— Start of Items —

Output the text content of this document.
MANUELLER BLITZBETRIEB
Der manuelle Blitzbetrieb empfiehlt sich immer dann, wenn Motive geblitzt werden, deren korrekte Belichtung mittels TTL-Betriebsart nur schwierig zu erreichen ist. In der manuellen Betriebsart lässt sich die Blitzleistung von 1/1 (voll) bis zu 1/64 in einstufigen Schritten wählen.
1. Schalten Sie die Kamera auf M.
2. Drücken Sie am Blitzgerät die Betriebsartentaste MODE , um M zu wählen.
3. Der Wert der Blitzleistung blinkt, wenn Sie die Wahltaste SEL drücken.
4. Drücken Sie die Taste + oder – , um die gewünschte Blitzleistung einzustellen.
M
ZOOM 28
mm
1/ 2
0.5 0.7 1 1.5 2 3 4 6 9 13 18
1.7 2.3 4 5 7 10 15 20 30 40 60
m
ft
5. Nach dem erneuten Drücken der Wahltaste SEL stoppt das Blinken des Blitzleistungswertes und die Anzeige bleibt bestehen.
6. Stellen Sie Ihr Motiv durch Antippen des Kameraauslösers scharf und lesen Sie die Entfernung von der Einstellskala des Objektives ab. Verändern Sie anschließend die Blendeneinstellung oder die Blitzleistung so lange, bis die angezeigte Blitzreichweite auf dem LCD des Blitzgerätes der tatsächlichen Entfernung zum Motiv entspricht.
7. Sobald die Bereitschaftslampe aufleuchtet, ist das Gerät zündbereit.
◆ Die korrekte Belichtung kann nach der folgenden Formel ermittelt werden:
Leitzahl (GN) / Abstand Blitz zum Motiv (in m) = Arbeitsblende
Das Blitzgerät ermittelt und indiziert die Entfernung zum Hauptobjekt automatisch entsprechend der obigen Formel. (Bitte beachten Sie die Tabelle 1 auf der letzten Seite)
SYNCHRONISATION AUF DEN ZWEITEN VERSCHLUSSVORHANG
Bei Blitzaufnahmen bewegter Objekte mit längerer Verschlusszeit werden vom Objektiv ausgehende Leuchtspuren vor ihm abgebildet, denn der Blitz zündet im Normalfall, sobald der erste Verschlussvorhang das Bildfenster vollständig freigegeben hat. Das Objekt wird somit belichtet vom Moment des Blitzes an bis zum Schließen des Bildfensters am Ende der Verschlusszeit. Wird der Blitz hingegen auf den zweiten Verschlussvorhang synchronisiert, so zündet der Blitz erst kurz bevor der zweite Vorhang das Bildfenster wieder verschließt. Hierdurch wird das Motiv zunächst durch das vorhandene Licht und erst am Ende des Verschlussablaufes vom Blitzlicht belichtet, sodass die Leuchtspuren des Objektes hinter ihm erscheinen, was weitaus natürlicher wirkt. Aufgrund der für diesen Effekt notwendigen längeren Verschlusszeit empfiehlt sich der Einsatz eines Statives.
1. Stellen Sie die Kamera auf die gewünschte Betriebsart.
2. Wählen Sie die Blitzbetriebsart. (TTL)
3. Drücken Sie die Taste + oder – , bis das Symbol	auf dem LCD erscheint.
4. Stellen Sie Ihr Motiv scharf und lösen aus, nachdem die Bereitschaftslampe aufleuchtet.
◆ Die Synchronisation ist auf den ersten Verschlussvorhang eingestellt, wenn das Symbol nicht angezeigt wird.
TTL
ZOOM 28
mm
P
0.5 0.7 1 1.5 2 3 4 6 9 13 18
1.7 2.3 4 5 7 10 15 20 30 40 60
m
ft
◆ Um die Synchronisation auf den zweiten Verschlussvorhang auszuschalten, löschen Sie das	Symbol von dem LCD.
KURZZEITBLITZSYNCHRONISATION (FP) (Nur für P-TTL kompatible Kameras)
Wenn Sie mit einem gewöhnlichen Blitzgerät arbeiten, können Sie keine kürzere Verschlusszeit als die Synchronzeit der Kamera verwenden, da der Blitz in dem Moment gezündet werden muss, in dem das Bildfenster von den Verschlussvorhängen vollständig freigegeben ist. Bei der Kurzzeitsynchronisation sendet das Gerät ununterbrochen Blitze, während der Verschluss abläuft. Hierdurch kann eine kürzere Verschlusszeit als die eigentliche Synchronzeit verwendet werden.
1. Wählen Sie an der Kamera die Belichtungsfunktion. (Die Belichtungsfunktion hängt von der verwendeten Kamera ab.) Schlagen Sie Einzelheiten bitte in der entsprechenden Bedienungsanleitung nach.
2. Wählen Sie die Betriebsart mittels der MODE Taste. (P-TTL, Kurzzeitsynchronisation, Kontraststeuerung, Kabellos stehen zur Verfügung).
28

— End of Items —

Task requirements: Collect from the data above every line that includes "Wahltaste".

Answer to this exercise:
3. Der Wert der Blitzleistung blinkt, wenn Sie die Wahltaste SEL drücken.
5. Nach dem erneuten Drücken der Wahltaste SEL stoppt das Blinken des Blitzleistungswertes und die Anzeige bleibt bestehen.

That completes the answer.